Pull out every line containing the string "aumentar".

▼

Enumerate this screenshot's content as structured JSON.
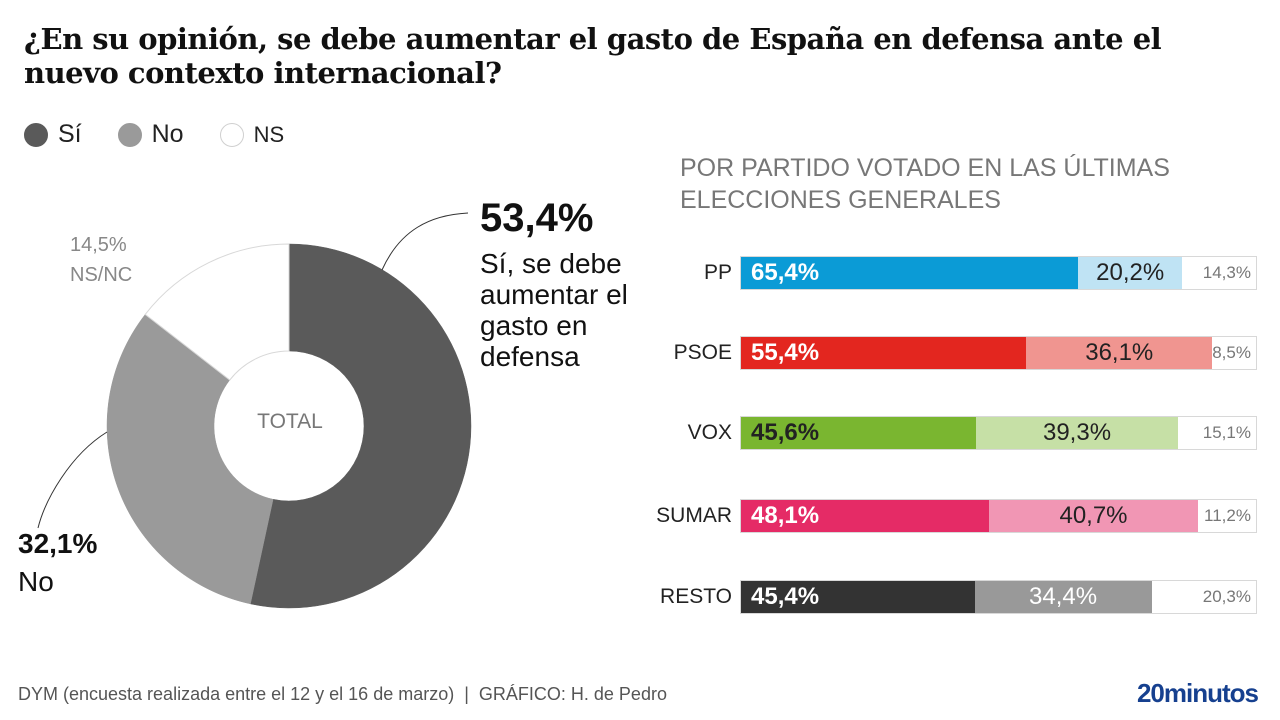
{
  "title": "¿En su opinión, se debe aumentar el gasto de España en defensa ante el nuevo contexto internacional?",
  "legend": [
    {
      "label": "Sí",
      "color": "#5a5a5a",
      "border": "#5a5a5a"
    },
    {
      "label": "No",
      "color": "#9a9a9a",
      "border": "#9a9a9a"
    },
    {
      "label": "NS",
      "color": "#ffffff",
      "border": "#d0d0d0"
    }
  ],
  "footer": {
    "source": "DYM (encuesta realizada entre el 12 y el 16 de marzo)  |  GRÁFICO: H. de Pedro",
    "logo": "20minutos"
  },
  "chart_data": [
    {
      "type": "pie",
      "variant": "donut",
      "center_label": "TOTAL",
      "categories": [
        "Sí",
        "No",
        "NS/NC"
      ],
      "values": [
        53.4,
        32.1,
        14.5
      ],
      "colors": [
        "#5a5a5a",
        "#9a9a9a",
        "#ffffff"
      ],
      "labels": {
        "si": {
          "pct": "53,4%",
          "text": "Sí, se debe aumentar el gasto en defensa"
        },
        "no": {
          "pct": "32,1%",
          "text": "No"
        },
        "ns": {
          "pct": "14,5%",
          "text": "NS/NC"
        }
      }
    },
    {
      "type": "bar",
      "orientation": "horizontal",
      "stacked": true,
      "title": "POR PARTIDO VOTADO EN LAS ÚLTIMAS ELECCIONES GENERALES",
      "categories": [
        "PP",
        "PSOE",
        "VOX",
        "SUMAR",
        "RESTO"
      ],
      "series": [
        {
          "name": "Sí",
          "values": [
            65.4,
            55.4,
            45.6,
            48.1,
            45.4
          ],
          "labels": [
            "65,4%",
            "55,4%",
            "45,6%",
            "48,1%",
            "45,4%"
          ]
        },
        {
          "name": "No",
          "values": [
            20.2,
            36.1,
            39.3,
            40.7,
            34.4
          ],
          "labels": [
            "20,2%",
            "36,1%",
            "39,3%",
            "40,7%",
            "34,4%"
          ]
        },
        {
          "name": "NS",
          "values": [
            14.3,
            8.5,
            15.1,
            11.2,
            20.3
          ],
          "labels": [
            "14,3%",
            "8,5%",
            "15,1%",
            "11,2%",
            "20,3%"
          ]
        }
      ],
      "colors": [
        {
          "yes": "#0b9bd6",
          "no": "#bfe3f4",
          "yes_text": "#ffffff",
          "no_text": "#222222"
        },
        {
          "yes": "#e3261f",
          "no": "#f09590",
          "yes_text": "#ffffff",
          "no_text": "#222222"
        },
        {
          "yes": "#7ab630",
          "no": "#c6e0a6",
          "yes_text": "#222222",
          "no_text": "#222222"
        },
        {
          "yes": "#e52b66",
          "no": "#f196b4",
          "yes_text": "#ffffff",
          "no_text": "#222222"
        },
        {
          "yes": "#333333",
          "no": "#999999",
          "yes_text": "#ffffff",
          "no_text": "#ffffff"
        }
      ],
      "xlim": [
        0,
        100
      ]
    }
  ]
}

▲
▼

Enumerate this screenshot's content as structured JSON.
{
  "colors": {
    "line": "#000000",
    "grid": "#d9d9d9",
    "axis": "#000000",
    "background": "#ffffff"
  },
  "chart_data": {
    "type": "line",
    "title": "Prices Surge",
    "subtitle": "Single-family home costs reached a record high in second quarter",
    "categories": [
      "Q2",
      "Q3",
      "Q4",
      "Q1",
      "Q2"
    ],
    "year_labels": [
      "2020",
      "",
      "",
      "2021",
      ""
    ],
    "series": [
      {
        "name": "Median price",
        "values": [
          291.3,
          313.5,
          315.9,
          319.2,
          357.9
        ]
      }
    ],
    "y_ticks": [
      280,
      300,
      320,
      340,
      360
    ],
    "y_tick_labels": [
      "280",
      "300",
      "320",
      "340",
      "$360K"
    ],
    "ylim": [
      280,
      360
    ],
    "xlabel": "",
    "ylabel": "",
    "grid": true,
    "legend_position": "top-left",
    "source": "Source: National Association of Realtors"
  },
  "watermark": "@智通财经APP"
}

▲

* Correct output
  "title": "¿En su opinión, se debe aumentar el gasto de España en defensa ante el nuevo contexto internacional?",
          "text": "Sí, se debe aumentar el gasto en defensa"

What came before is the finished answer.